++++ Dataset extract ++++

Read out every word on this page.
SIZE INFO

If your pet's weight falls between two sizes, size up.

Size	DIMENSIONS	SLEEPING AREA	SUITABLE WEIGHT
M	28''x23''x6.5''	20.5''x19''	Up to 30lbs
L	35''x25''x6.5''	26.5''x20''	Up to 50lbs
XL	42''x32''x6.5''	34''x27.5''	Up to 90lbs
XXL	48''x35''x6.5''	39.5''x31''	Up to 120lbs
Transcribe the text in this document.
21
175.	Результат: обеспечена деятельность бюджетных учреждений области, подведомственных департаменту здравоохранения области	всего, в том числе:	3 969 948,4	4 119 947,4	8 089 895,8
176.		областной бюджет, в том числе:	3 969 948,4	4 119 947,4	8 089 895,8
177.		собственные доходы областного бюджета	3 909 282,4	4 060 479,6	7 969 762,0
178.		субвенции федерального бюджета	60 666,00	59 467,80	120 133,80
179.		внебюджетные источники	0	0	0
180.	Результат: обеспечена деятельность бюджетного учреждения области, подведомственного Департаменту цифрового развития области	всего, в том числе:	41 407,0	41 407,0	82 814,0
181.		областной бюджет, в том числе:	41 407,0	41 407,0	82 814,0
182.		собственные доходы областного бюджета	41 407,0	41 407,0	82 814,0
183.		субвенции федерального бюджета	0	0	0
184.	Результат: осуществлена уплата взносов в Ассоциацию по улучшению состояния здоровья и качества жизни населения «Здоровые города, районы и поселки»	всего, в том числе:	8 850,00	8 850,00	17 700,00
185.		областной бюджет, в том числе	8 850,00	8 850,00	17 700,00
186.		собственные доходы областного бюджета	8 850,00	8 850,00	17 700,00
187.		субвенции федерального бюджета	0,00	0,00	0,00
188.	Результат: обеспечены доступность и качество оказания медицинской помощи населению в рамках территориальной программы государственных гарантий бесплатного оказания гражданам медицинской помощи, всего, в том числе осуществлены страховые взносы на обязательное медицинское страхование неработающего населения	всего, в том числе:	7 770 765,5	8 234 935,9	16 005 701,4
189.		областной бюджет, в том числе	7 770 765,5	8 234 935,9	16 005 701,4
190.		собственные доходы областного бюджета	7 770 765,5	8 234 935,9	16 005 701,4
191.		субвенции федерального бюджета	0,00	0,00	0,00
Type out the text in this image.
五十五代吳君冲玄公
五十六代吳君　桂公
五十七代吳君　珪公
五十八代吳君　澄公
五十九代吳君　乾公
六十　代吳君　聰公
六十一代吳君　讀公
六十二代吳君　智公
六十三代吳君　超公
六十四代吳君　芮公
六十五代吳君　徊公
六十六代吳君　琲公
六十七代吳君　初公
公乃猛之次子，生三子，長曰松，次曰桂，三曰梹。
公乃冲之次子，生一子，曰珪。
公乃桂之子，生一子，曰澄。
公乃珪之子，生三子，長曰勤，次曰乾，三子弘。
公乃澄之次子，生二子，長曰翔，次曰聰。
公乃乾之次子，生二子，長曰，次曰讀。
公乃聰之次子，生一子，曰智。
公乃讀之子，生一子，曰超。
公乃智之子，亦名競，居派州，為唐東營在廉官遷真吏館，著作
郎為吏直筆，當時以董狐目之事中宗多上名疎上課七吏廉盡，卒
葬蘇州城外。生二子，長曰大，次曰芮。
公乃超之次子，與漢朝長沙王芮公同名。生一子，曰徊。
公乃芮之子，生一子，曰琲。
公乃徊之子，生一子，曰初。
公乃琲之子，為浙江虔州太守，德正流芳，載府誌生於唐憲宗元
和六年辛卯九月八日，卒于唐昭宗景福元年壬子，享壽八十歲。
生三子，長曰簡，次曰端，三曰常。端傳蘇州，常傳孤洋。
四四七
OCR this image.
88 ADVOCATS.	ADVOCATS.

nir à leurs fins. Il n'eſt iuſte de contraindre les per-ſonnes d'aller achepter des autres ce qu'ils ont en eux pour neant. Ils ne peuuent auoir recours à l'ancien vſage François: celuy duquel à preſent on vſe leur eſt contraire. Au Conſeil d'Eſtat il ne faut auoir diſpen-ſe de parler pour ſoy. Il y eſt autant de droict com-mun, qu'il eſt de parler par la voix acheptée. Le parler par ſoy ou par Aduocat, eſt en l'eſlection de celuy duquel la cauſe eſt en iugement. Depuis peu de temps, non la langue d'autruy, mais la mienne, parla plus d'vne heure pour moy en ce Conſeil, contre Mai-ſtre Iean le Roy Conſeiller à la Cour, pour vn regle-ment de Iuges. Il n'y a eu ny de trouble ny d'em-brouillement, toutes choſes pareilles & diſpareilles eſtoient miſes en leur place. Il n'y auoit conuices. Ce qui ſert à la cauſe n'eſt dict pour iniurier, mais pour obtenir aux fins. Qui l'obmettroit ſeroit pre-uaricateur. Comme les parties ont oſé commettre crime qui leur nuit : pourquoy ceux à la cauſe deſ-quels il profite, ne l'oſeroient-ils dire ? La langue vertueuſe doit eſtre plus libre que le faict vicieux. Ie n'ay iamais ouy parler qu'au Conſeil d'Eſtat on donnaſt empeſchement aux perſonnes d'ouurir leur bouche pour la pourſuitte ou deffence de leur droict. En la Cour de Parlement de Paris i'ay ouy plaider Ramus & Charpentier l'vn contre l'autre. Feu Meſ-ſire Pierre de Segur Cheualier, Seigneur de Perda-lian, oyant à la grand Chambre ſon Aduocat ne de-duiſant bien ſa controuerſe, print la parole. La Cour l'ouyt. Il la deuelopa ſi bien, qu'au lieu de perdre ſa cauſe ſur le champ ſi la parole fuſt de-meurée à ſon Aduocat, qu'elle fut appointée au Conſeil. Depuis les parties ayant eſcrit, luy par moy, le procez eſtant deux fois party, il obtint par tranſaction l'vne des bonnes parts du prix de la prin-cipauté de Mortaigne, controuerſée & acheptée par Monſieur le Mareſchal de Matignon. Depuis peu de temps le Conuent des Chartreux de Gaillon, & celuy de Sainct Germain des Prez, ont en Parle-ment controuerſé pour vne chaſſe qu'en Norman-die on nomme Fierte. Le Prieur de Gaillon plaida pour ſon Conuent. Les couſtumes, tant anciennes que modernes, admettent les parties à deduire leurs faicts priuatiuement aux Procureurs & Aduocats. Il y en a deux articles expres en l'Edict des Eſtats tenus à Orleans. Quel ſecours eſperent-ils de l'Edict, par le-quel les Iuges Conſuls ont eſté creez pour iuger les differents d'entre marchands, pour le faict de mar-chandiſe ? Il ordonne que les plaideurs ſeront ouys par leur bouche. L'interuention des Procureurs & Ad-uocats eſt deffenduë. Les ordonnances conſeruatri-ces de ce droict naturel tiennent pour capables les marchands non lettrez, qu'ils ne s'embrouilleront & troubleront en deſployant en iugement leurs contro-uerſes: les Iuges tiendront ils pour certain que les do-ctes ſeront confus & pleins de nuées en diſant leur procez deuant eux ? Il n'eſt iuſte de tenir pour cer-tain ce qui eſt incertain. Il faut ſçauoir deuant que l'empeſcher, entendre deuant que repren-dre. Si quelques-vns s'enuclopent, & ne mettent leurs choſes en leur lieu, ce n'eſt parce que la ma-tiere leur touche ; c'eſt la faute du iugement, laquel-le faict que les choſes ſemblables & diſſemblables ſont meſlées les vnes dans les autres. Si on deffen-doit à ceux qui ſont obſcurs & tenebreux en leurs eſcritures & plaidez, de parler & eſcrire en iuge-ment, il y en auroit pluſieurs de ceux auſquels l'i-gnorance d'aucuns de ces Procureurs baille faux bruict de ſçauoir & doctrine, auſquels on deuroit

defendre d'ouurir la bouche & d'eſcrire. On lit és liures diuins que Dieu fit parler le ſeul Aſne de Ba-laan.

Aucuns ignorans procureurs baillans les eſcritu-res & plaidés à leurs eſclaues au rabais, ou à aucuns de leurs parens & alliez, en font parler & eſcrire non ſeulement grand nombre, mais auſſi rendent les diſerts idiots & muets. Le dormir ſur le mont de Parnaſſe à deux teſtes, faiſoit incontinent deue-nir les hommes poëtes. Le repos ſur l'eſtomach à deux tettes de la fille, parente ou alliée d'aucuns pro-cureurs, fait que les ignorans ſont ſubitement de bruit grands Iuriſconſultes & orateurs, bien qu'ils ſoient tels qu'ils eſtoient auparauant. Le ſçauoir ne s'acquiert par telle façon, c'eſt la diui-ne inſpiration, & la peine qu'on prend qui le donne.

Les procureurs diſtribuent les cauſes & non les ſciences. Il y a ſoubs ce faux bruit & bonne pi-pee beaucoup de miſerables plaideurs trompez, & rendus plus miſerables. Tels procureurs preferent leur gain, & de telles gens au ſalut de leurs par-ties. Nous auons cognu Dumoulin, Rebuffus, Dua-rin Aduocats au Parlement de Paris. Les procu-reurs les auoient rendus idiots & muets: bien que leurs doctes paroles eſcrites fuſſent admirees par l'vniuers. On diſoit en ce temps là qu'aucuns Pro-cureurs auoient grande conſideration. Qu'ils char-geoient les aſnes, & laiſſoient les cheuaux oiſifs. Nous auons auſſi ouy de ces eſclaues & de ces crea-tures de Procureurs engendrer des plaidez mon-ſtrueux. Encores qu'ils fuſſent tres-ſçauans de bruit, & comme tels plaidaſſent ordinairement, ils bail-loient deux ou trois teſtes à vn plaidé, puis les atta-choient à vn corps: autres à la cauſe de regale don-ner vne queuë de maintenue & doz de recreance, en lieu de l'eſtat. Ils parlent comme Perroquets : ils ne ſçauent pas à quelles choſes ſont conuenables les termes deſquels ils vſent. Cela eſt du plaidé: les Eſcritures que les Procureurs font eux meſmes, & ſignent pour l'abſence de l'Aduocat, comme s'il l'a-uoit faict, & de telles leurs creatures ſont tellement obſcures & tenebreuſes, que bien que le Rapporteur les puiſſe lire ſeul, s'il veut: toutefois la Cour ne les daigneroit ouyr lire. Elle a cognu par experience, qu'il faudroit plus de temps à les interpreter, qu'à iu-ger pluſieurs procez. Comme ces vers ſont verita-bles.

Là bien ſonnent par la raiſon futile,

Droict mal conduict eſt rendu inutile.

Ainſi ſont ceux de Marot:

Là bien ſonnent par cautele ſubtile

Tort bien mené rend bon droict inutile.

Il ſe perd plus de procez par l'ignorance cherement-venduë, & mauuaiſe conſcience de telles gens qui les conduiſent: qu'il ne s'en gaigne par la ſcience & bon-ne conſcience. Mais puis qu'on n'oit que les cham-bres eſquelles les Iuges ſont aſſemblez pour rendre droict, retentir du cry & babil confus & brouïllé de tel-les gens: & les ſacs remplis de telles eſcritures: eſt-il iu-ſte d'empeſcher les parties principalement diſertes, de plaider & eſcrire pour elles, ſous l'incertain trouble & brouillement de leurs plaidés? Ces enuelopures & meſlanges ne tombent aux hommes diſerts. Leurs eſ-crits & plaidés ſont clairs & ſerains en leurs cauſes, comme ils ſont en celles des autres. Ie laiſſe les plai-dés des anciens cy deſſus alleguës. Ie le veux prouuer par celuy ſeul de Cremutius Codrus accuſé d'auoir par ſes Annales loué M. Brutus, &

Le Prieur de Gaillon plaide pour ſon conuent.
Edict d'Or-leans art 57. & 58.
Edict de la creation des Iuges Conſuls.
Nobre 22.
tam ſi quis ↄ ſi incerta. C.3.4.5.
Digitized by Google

++++

Directions for this task> Of all the lines in the listing above, how many include "бюджета"? Write only the number.

The result> 8